Collected data entries:

┄┄┄┄┄┄┄┄┄┄

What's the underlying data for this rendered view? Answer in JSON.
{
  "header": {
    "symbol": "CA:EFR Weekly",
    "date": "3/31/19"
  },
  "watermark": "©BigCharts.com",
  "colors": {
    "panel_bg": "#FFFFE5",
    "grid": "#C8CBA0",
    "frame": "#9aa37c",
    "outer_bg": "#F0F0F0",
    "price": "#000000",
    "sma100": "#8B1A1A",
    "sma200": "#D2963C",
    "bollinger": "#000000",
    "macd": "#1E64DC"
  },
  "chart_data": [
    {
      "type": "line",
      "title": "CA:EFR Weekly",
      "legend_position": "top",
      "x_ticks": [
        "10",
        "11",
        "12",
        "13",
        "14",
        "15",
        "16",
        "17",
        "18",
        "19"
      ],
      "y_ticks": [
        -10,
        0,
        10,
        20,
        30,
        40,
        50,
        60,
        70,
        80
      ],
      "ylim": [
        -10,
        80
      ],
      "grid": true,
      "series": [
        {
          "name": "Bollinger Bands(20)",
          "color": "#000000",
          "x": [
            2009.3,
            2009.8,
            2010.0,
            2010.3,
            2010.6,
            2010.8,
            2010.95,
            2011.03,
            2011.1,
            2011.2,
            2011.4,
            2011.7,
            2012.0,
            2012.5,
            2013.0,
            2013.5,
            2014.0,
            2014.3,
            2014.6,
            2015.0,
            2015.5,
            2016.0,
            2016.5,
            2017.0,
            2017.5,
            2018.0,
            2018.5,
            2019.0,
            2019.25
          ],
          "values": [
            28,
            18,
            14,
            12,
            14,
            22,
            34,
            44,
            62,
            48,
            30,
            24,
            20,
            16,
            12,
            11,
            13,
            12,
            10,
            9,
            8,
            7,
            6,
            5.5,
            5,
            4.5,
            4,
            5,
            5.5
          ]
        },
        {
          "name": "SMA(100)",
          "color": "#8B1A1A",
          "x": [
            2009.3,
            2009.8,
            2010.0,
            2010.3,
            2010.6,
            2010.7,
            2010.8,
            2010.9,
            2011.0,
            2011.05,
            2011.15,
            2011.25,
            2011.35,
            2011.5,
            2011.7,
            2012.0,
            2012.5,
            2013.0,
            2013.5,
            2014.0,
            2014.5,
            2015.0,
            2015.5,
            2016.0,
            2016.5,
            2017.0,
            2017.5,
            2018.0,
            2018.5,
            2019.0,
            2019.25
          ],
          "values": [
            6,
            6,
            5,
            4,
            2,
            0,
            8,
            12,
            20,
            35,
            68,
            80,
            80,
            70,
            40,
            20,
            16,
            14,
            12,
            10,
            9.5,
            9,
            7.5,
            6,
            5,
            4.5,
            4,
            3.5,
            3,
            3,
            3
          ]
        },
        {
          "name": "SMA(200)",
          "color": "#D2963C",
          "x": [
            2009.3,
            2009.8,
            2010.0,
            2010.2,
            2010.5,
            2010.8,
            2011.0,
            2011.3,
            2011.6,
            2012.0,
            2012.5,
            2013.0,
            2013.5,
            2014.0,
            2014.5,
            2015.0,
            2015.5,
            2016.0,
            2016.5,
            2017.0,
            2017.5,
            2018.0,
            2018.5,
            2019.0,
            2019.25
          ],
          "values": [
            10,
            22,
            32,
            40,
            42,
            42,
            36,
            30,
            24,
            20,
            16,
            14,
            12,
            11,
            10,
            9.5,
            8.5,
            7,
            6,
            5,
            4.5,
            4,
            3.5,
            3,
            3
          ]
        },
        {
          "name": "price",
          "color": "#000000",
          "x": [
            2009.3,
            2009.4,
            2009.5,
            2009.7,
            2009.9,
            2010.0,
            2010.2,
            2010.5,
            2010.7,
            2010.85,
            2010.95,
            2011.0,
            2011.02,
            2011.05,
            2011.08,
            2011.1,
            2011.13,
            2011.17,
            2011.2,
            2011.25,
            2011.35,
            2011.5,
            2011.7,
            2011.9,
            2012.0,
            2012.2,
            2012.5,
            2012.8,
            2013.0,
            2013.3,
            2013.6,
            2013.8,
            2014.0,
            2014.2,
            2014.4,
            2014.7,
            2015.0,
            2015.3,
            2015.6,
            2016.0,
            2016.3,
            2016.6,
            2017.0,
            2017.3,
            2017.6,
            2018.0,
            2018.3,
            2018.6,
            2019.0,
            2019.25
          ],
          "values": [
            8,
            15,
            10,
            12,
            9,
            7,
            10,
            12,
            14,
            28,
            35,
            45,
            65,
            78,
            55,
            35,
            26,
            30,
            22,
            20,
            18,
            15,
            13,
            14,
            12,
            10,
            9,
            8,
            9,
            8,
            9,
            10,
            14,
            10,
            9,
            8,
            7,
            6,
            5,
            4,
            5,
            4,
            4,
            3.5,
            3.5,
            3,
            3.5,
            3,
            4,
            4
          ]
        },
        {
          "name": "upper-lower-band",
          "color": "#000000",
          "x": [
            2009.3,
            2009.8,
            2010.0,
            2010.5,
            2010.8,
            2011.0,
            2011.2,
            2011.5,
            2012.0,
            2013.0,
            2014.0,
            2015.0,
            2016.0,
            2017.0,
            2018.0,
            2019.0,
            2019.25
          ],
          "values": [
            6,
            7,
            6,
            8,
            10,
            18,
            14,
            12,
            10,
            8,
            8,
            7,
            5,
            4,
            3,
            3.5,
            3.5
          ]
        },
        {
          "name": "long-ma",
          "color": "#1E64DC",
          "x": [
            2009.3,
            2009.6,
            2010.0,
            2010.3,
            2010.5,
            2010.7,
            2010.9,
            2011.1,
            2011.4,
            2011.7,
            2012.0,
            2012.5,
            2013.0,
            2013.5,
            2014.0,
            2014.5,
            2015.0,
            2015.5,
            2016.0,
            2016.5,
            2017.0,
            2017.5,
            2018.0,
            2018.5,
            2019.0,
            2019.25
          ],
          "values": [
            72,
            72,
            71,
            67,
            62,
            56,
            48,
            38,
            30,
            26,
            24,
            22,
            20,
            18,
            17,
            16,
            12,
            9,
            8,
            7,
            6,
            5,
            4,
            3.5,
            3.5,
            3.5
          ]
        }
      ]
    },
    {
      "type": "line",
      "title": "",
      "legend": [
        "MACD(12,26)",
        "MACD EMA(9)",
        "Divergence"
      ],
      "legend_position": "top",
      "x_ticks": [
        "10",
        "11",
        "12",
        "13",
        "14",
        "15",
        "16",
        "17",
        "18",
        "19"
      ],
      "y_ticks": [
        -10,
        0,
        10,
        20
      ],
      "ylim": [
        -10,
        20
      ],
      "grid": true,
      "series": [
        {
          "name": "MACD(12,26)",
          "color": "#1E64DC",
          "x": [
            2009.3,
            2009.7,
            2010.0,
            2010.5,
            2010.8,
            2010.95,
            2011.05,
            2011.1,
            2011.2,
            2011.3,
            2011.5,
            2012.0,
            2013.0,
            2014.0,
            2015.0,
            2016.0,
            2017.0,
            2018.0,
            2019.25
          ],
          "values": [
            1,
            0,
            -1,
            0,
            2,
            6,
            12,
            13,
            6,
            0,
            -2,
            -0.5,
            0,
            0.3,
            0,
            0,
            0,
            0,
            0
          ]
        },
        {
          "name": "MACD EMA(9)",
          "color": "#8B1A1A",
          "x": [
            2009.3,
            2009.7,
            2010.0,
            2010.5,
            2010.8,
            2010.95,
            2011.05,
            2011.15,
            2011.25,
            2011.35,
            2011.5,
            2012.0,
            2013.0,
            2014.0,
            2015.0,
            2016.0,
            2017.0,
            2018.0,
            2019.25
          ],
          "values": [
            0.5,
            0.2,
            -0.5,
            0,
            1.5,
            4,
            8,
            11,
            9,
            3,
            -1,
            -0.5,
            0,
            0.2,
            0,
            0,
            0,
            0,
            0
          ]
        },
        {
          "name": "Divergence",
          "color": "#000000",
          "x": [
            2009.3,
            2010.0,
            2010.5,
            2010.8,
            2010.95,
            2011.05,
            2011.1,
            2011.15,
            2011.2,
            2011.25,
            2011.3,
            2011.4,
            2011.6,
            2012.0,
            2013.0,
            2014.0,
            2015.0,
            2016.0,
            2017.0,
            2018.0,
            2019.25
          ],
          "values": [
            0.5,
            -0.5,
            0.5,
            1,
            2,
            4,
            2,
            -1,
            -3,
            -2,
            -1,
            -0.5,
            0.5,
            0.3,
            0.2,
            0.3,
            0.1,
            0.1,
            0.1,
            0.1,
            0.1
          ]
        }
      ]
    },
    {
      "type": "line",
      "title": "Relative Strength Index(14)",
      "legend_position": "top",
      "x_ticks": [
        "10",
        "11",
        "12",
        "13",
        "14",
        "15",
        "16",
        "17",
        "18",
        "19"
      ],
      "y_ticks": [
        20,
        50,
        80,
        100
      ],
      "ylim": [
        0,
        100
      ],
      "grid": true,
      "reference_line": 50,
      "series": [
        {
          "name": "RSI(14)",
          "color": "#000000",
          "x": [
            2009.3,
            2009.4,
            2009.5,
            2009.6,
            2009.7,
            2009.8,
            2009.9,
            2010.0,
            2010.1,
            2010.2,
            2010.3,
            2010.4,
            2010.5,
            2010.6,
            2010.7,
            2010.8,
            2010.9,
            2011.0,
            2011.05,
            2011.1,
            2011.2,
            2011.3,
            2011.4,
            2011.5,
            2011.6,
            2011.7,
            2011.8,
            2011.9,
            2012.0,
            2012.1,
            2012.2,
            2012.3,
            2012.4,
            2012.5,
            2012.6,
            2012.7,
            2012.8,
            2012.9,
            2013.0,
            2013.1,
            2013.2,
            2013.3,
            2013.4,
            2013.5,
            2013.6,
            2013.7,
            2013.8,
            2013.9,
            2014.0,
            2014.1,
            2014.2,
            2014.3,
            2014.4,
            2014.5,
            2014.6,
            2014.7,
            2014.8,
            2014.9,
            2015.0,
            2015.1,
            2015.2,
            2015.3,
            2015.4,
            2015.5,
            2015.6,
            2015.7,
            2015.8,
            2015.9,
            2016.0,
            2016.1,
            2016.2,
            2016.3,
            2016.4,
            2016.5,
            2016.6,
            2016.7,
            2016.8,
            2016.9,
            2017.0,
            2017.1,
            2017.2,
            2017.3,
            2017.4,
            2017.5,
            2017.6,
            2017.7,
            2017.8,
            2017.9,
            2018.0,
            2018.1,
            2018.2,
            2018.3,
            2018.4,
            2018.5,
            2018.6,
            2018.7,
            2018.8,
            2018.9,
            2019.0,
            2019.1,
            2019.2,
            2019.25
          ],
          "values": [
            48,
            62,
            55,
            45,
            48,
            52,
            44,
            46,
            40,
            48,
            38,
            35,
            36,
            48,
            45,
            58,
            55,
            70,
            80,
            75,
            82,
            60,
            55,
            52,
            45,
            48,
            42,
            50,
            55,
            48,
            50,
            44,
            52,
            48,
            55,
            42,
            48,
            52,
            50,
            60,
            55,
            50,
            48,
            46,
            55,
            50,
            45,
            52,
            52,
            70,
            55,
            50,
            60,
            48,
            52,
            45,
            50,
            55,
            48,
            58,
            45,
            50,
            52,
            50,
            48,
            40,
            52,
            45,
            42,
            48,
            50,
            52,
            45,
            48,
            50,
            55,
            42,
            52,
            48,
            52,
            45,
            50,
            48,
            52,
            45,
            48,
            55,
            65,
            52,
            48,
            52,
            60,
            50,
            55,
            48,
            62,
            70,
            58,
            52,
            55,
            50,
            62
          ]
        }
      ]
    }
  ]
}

┄┄┄┄┄┄┄┄┄┄

* WRITTEN TASK *
Look through the data and gather every line with the string "Weekly" in it.

* RESULT OF THE EXERCISE *
    "symbol": "CA:EFR Weekly",
      "title": "CA:EFR Weekly",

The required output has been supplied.